Questions:
**1.** List every source cited in parentheses in the passage on worktime flexibility and domestic labor, giving author names and year.
**2.** Continue the passage on worktime flexibility and domestic labor from its final sentence.

Melissa, who had separated from her partner, estimated 52 hours of unpaid work per week with worktime flexibility conferring considerable work-life advantages that allowed her to pause the working day when necessary. Like Melissa and Claudia, most of the workers in SOC 1–3 jobs used their relative autonomy to engage in worktime domestic labour and if they were seen to be performing in their job role, this perk was granted.
By contrast all but two of those in SOC 4–9 jobs reported a lack of slack in the working day and most suggested personal internet use could attract sanction. One account from Julia – an admin worker in a SOC 9 job – described a highly routinised labour process where non-work was limited by temporal constraints: ‘it’s like you’re on the treadmill’ and ‘the way things are there you can’t do anything else but work’. Julia’s example was typical of those in SOC 4–9 jobs who more often experienced temporal inflexibility in work organisation.
In these examples, we can begin to see occupation-based implications of organisational rule systems that disproportionately impact those with the highest burden of care for others (Syrda, 2023; Tepe-Belfrage and Steans, 2016). These impacts have patriarchal gendered antecedents that are perpetuated through, inter alia, traditional gender roles (Longarela, 2017). Yet, there is enormous potential for employers to alleviate existing structural inequalities by providing greater flexibility for worktime domestic labour. Such increased flexibility may persuade women, who have a greater caring burden than men (Allen and Stevenson, 2023), and who may therefore be at risk of leaving the labour market, to remain. This, in turn, can contribute to a more inclusive and equitable work environment.

Available data:

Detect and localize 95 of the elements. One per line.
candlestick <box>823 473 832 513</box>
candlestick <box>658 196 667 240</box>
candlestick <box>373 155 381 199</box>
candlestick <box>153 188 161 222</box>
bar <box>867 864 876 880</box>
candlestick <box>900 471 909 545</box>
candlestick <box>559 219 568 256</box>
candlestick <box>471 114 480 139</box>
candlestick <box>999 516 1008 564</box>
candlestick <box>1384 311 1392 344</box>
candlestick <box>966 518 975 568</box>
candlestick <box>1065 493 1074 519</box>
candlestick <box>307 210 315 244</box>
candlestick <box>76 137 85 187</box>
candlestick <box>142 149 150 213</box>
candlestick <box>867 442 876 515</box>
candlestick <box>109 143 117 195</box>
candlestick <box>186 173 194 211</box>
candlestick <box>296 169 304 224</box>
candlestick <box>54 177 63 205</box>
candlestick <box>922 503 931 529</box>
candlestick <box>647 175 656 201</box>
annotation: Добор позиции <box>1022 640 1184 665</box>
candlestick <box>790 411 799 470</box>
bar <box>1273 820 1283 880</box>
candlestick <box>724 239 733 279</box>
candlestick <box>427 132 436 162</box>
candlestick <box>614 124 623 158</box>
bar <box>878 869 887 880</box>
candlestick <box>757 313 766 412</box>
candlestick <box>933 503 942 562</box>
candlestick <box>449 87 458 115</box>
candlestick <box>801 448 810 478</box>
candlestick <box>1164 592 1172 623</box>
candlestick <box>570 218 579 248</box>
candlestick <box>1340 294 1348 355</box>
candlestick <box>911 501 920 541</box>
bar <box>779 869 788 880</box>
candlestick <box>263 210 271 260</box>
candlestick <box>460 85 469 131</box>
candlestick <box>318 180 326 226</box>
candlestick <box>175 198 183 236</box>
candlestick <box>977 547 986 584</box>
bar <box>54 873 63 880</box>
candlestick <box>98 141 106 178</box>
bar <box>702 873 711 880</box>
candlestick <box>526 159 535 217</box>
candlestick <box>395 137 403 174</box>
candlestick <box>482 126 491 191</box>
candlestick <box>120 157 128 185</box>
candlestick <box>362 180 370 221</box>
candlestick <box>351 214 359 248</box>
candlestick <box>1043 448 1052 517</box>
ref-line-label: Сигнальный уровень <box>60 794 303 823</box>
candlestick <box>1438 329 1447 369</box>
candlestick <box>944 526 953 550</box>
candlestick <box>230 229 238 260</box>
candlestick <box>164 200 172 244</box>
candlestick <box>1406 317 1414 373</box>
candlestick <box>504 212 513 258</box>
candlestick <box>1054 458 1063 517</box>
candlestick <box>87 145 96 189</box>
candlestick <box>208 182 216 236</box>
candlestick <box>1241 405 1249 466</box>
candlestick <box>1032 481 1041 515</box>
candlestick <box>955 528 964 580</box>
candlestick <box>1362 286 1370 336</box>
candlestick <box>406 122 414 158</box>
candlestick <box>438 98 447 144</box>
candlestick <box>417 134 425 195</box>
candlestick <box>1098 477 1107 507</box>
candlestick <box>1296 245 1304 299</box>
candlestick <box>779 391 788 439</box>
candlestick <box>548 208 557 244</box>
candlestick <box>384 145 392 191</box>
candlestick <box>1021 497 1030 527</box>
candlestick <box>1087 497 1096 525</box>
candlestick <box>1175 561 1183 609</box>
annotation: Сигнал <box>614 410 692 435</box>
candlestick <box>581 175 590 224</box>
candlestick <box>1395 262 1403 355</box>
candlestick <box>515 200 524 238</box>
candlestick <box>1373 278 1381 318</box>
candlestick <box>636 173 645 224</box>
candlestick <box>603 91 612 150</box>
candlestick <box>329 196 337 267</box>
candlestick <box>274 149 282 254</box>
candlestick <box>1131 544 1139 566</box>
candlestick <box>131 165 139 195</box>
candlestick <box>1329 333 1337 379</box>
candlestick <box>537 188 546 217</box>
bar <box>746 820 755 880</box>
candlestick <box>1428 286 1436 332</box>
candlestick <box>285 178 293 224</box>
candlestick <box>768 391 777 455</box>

Numbered responses:
**1.**
- Syrda, 2023
- Tepe-Belfrage and Steans, 2016
- Longarela, 2017
- Allen and Stevenson, 2023

**2.**
Supervision of the labour process
Our second dimension of the labour process, supervision, is used to assess the frequency, potential and means for managers to observe and sanction the conduct of workers, such as whether workers are engaged in worktime domestic labour when they might otherwise be working. In our study, only those in lower skill/lower status jobs (the SOC 4–9 group) complained that managerial supervision formally prohibited personal internet use; for example, Melanie worked in a call centre where social media and webmail were blocked. Restrictions were justified by the work context, which involved access to sensitive data, such as bank details (client contracts included clauses about data protection). However, Melanie’s managers were not bound by the same rules: Team leaders and senior managers do as they please. They use phones, pens, the internet, and everyone can see each other. The rules shouldn’t be different as contractually no one on the floor should have pens or paper but it’s one rule for them and one for us. (Melanie, Call centre admin worker, SOC7 job)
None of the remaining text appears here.